• _Exercise prompt_:
Show all lines from the data that include the word "color".

• _Information shown_:
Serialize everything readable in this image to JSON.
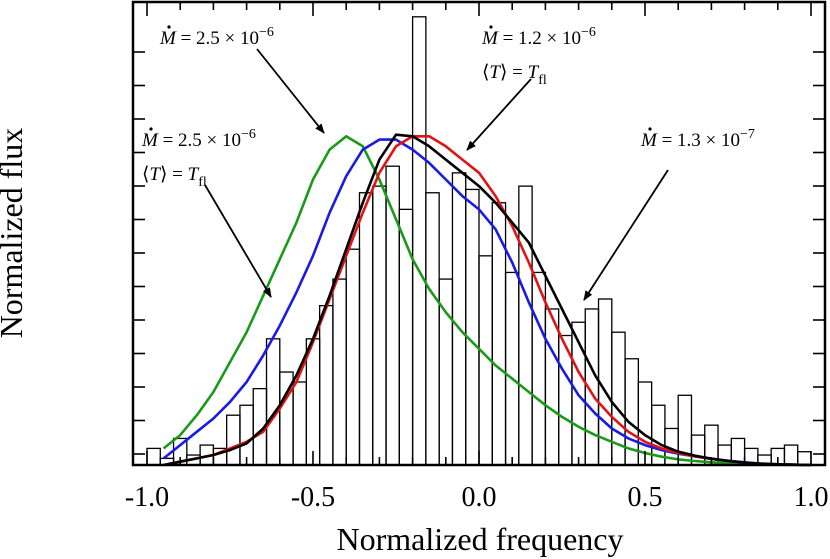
{
  "chart_data": {
    "type": "line",
    "xlabel": "Normalized frequency",
    "ylabel": "Normalized flux",
    "xlim": [
      -1.0,
      1.0
    ],
    "ylim": [
      0,
      1.0
    ],
    "x_ticks": [
      -1.0,
      -0.5,
      0.0,
      0.5,
      1.0
    ],
    "x_tick_labels": [
      "-1.0",
      "-0.5",
      "0.0",
      "0.5",
      "1.0"
    ],
    "grid": false,
    "histogram": {
      "edges": [
        -1.0,
        -0.96,
        -0.92,
        -0.88,
        -0.84,
        -0.8,
        -0.76,
        -0.72,
        -0.68,
        -0.64,
        -0.6,
        -0.56,
        -0.52,
        -0.48,
        -0.44,
        -0.4,
        -0.36,
        -0.32,
        -0.28,
        -0.24,
        -0.2,
        -0.16,
        -0.12,
        -0.08,
        -0.04,
        0.0,
        0.04,
        0.08,
        0.12,
        0.16,
        0.2,
        0.24,
        0.28,
        0.32,
        0.36,
        0.4,
        0.44,
        0.48,
        0.52,
        0.56,
        0.6,
        0.64,
        0.68,
        0.72,
        0.76,
        0.8,
        0.84,
        0.88,
        0.92,
        0.96,
        1.0
      ],
      "values": [
        0.05,
        0.02,
        0.08,
        0.03,
        0.06,
        0.05,
        0.15,
        0.18,
        0.23,
        0.38,
        0.28,
        0.25,
        0.38,
        0.48,
        0.56,
        0.65,
        0.82,
        0.84,
        0.9,
        0.77,
        1.35,
        0.82,
        0.56,
        0.88,
        0.83,
        0.63,
        0.79,
        0.58,
        0.84,
        0.58,
        0.47,
        0.39,
        0.43,
        0.47,
        0.5,
        0.4,
        0.32,
        0.25,
        0.18,
        0.11,
        0.21,
        0.09,
        0.12,
        0.06,
        0.08,
        0.05,
        0.03,
        0.05,
        0.06,
        0.04
      ]
    },
    "series": [
      {
        "color": "#1a9a1a",
        "x": [
          -0.95,
          -0.9,
          -0.85,
          -0.8,
          -0.75,
          -0.7,
          -0.65,
          -0.6,
          -0.55,
          -0.5,
          -0.45,
          -0.4,
          -0.35,
          -0.3,
          -0.25,
          -0.2,
          -0.15,
          -0.1,
          -0.05,
          0.0,
          0.05,
          0.1,
          0.15,
          0.2,
          0.25,
          0.3,
          0.35,
          0.4,
          0.45,
          0.5,
          0.55,
          0.6,
          0.65,
          0.7,
          0.75,
          0.8,
          0.85,
          0.9,
          0.95,
          1.0
        ],
        "y": [
          0.05,
          0.09,
          0.15,
          0.22,
          0.31,
          0.4,
          0.51,
          0.62,
          0.73,
          0.86,
          0.95,
          0.99,
          0.96,
          0.86,
          0.74,
          0.62,
          0.53,
          0.46,
          0.4,
          0.35,
          0.3,
          0.26,
          0.22,
          0.18,
          0.145,
          0.115,
          0.09,
          0.07,
          0.05,
          0.036,
          0.025,
          0.017,
          0.012,
          0.008,
          0.005,
          0.003,
          0.002,
          0.001,
          0.0005,
          0.0
        ]
      },
      {
        "color": "#1a1ae6",
        "x": [
          -0.95,
          -0.9,
          -0.85,
          -0.8,
          -0.75,
          -0.7,
          -0.65,
          -0.6,
          -0.55,
          -0.5,
          -0.45,
          -0.4,
          -0.35,
          -0.3,
          -0.25,
          -0.2,
          -0.15,
          -0.1,
          -0.05,
          0.0,
          0.05,
          0.1,
          0.15,
          0.2,
          0.25,
          0.3,
          0.35,
          0.4,
          0.45,
          0.5,
          0.55,
          0.6,
          0.65,
          0.7,
          0.75,
          0.8,
          0.85,
          0.9,
          0.95,
          1.0
        ],
        "y": [
          0.02,
          0.06,
          0.1,
          0.14,
          0.19,
          0.25,
          0.33,
          0.42,
          0.52,
          0.63,
          0.76,
          0.87,
          0.95,
          0.98,
          0.98,
          0.95,
          0.91,
          0.86,
          0.81,
          0.77,
          0.71,
          0.61,
          0.49,
          0.38,
          0.29,
          0.21,
          0.155,
          0.11,
          0.08,
          0.06,
          0.045,
          0.034,
          0.026,
          0.019,
          0.013,
          0.008,
          0.004,
          0.002,
          0.001,
          0.0
        ]
      },
      {
        "color": "#e01414",
        "x": [
          -0.95,
          -0.9,
          -0.85,
          -0.8,
          -0.75,
          -0.7,
          -0.65,
          -0.6,
          -0.55,
          -0.5,
          -0.45,
          -0.4,
          -0.35,
          -0.3,
          -0.25,
          -0.2,
          -0.15,
          -0.1,
          -0.05,
          0.0,
          0.05,
          0.1,
          0.15,
          0.2,
          0.25,
          0.3,
          0.35,
          0.4,
          0.45,
          0.5,
          0.55,
          0.6,
          0.65,
          0.7,
          0.75,
          0.8,
          0.85,
          0.9,
          0.95,
          1.0
        ],
        "y": [
          0.0,
          0.01,
          0.02,
          0.03,
          0.05,
          0.07,
          0.1,
          0.17,
          0.25,
          0.37,
          0.5,
          0.63,
          0.76,
          0.88,
          0.96,
          0.99,
          0.99,
          0.96,
          0.92,
          0.88,
          0.81,
          0.72,
          0.61,
          0.49,
          0.38,
          0.28,
          0.2,
          0.145,
          0.1,
          0.07,
          0.05,
          0.036,
          0.026,
          0.018,
          0.012,
          0.007,
          0.004,
          0.002,
          0.001,
          0.0
        ]
      },
      {
        "color": "#000000",
        "x": [
          -0.95,
          -0.9,
          -0.85,
          -0.8,
          -0.75,
          -0.7,
          -0.65,
          -0.6,
          -0.55,
          -0.5,
          -0.45,
          -0.4,
          -0.35,
          -0.3,
          -0.25,
          -0.2,
          -0.15,
          -0.1,
          -0.05,
          0.0,
          0.05,
          0.1,
          0.15,
          0.2,
          0.25,
          0.3,
          0.35,
          0.4,
          0.45,
          0.5,
          0.55,
          0.6,
          0.65,
          0.7,
          0.75,
          0.8,
          0.85,
          0.9,
          0.95,
          1.0
        ],
        "y": [
          0.0,
          0.01,
          0.02,
          0.03,
          0.045,
          0.065,
          0.11,
          0.18,
          0.27,
          0.38,
          0.51,
          0.65,
          0.79,
          0.92,
          0.995,
          0.99,
          0.96,
          0.92,
          0.88,
          0.84,
          0.79,
          0.73,
          0.67,
          0.57,
          0.47,
          0.37,
          0.27,
          0.19,
          0.13,
          0.09,
          0.06,
          0.04,
          0.028,
          0.019,
          0.012,
          0.007,
          0.004,
          0.002,
          0.001,
          0.0
        ]
      }
    ],
    "annotations": [
      {
        "lines": [
          {
            "md": "M",
            "rest": " = 2.5 × 10",
            "exp": "−6"
          }
        ]
      },
      {
        "lines": [
          {
            "md": "M",
            "rest": " = 1.2 × 10",
            "exp": "−6"
          },
          {
            "angle": true
          }
        ]
      },
      {
        "lines": [
          {
            "md": "M",
            "rest": " = 2.5 × 10",
            "exp": "−6"
          },
          {
            "angle": true
          }
        ]
      },
      {
        "lines": [
          {
            "md": "M",
            "rest": " = 1.3 × 10",
            "exp": "−7"
          }
        ]
      }
    ],
    "angle_text": {
      "open": "⟨",
      "T": "T",
      "close": "⟩",
      "eq": " = ",
      "Tsub": "T",
      "sub": "fl"
    }
  }
}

• _Task solution_:
        "color": "#1a9a1a",
        "color": "#1a1ae6",
        "color": "#e01414",
        "color": "#000000",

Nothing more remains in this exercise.